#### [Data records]

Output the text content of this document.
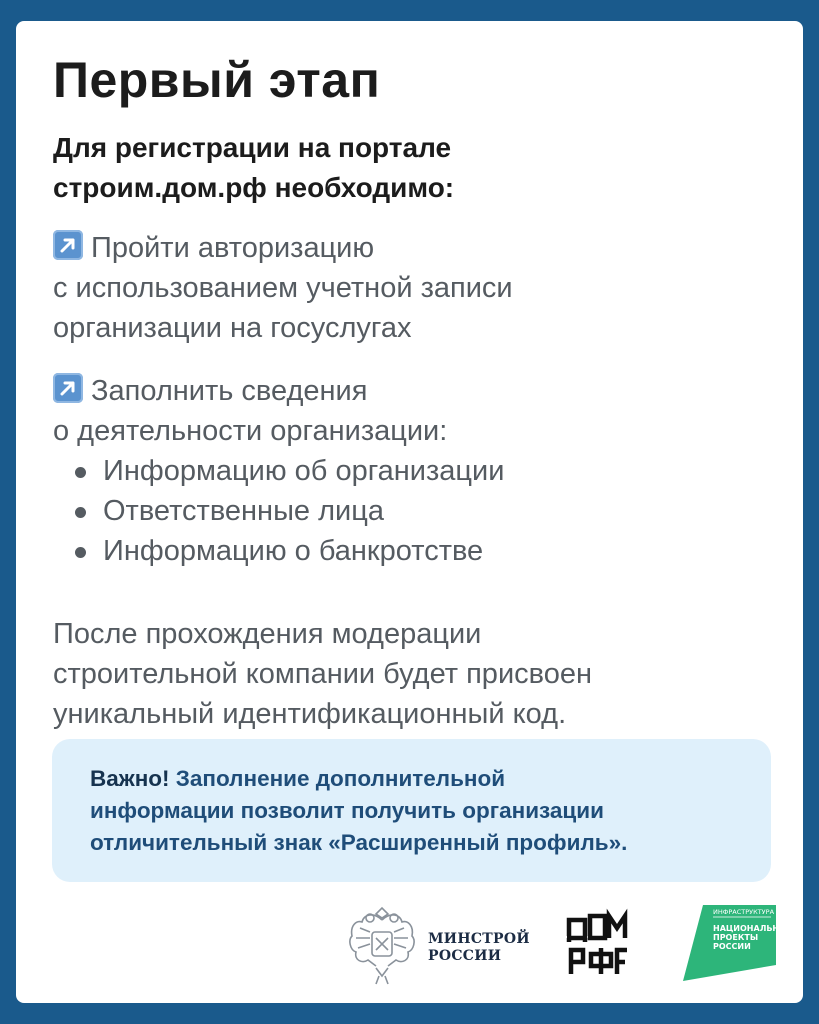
Первый этап
Для регистрации на портале
строим.дом.рф необходимо:
Пройти авторизацию
с использованием учетной записи
организации на госуслугах
Заполнить сведения
о деятельности организации:
Информацию об организации
Ответственные лица
Информацию о банкротстве
После прохождения модерации
строительной компании будет присвоен
уникальный идентификационный код.
Важно! Заполнение дополнительной
информации позволит получить организации
отличительный знак «Расширенный профиль».
МИНСТРОЙ
РОССИИ
ИНФРАСТРУКТУРА
НАЦИОНАЛЬНЫЕ
ПРОЕКТЫ
РОССИИ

#### [TASK BRIEF]
Copy the records above exactly. The pictures are not part of the copy.

#### [THE REPLY]
Output the text content of this document.
Первый этап
Для регистрации на портале
строим.дом.рф необходимо:
Пройти авторизацию
с использованием учетной записи
организации на госуслугах
Заполнить сведения
о деятельности организации:
Информацию об организации
Ответственные лица
Информацию о банкротстве
После прохождения модерации
строительной компании будет присвоен
уникальный идентификационный код.
Важно! Заполнение дополнительной
информации позволит получить организации
отличительный знак «Расширенный профиль».
МИНСТРОЙ
РОССИИ
ИНФРАСТРУКТУРА
НАЦИОНАЛЬНЫЕ
ПРОЕКТЫ
РОССИИ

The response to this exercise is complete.